_GOAL:_
Provide the records once more, identical to the original.
-- BEGIN GIVEN DATA --
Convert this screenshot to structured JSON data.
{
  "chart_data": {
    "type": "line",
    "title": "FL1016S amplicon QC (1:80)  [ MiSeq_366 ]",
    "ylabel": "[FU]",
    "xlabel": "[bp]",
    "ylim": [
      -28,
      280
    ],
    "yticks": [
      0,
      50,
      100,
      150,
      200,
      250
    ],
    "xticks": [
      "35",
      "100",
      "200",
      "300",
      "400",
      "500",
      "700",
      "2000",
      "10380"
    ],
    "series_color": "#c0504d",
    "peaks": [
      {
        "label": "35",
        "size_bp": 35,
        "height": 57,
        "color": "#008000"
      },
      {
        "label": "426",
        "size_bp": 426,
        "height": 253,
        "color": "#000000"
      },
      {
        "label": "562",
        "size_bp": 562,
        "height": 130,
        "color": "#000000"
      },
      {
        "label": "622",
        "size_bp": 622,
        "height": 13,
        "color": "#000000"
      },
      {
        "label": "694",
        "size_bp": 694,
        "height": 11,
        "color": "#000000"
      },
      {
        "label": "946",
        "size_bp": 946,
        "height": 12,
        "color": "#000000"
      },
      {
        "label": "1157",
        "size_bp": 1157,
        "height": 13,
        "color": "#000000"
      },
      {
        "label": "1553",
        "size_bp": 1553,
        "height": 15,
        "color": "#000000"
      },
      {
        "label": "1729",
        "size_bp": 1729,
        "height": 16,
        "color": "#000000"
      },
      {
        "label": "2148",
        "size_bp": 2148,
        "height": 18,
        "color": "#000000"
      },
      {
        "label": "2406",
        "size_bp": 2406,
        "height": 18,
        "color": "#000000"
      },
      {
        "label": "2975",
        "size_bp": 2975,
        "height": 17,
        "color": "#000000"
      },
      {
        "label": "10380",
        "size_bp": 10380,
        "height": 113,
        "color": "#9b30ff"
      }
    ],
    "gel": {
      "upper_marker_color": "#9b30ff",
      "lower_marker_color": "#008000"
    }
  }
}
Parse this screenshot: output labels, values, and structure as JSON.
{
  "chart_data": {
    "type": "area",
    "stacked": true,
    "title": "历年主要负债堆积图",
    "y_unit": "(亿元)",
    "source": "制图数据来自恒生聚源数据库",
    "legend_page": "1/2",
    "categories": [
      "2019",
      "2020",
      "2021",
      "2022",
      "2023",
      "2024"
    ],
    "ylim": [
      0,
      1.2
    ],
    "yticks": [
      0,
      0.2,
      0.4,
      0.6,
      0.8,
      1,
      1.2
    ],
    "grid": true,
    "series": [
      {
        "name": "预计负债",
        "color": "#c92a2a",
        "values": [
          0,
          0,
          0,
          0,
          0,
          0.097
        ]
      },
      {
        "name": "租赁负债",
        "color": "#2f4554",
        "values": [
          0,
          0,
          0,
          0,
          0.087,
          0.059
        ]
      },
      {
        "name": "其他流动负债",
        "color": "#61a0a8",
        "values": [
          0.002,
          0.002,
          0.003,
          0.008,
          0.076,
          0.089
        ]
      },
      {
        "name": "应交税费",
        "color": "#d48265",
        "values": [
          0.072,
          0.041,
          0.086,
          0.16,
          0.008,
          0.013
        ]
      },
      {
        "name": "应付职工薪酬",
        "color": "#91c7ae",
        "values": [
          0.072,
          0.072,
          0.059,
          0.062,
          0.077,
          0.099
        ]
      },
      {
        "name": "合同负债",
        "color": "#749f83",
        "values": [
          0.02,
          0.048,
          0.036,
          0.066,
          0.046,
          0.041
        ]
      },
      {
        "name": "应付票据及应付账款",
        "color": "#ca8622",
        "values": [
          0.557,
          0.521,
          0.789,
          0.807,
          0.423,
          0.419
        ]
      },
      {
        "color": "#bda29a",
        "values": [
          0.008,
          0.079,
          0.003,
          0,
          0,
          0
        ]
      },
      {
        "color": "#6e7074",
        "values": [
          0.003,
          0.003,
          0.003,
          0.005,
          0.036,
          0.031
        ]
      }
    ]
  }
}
-- END GIVEN DATA --
_CORRECT OUTPUT:_
Convert this screenshot to structured JSON data.
{
  "chart_data": {
    "type": "line",
    "title": "FL1016S amplicon QC (1:80)  [ MiSeq_366 ]",
    "ylabel": "[FU]",
    "xlabel": "[bp]",
    "ylim": [
      -28,
      280
    ],
    "yticks": [
      0,
      50,
      100,
      150,
      200,
      250
    ],
    "xticks": [
      "35",
      "100",
      "200",
      "300",
      "400",
      "500",
      "700",
      "2000",
      "10380"
    ],
    "series_color": "#c0504d",
    "peaks": [
      {
        "label": "35",
        "size_bp": 35,
        "height": 57,
        "color": "#008000"
      },
      {
        "label": "426",
        "size_bp": 426,
        "height": 253,
        "color": "#000000"
      },
      {
        "label": "562",
        "size_bp": 562,
        "height": 130,
        "color": "#000000"
      },
      {
        "label": "622",
        "size_bp": 622,
        "height": 13,
        "color": "#000000"
      },
      {
        "label": "694",
        "size_bp": 694,
        "height": 11,
        "color": "#000000"
      },
      {
        "label": "946",
        "size_bp": 946,
        "height": 12,
        "color": "#000000"
      },
      {
        "label": "1157",
        "size_bp": 1157,
        "height": 13,
        "color": "#000000"
      },
      {
        "label": "1553",
        "size_bp": 1553,
        "height": 15,
        "color": "#000000"
      },
      {
        "label": "1729",
        "size_bp": 1729,
        "height": 16,
        "color": "#000000"
      },
      {
        "label": "2148",
        "size_bp": 2148,
        "height": 18,
        "color": "#000000"
      },
      {
        "label": "2406",
        "size_bp": 2406,
        "height": 18,
        "color": "#000000"
      },
      {
        "label": "2975",
        "size_bp": 2975,
        "height": 17,
        "color": "#000000"
      },
      {
        "label": "10380",
        "size_bp": 10380,
        "height": 113,
        "color": "#9b30ff"
      }
    ],
    "gel": {
      "upper_marker_color": "#9b30ff",
      "lower_marker_color": "#008000"
    }
  }
}
Parse this screenshot: output labels, values, and structure as JSON.
{
  "chart_data": {
    "type": "area",
    "stacked": true,
    "title": "历年主要负债堆积图",
    "y_unit": "(亿元)",
    "source": "制图数据来自恒生聚源数据库",
    "legend_page": "1/2",
    "categories": [
      "2019",
      "2020",
      "2021",
      "2022",
      "2023",
      "2024"
    ],
    "ylim": [
      0,
      1.2
    ],
    "yticks": [
      0,
      0.2,
      0.4,
      0.6,
      0.8,
      1,
      1.2
    ],
    "grid": true,
    "series": [
      {
        "name": "预计负债",
        "color": "#c92a2a",
        "values": [
          0,
          0,
          0,
          0,
          0,
          0.097
        ]
      },
      {
        "name": "租赁负债",
        "color": "#2f4554",
        "values": [
          0,
          0,
          0,
          0,
          0.087,
          0.059
        ]
      },
      {
        "name": "其他流动负债",
        "color": "#61a0a8",
        "values": [
          0.002,
          0.002,
          0.003,
          0.008,
          0.076,
          0.089
        ]
      },
      {
        "name": "应交税费",
        "color": "#d48265",
        "values": [
          0.072,
          0.041,
          0.086,
          0.16,
          0.008,
          0.013
        ]
      },
      {
        "name": "应付职工薪酬",
        "color": "#91c7ae",
        "values": [
          0.072,
          0.072,
          0.059,
          0.062,
          0.077,
          0.099
        ]
      },
      {
        "name": "合同负债",
        "color": "#749f83",
        "values": [
          0.02,
          0.048,
          0.036,
          0.066,
          0.046,
          0.041
        ]
      },
      {
        "name": "应付票据及应付账款",
        "color": "#ca8622",
        "values": [
          0.557,
          0.521,
          0.789,
          0.807,
          0.423,
          0.419
        ]
      },
      {
        "color": "#bda29a",
        "values": [
          0.008,
          0.079,
          0.003,
          0,
          0,
          0
        ]
      },
      {
        "color": "#6e7074",
        "values": [
          0.003,
          0.003,
          0.003,
          0.005,
          0.036,
          0.031
        ]
      }
    ]
  }
}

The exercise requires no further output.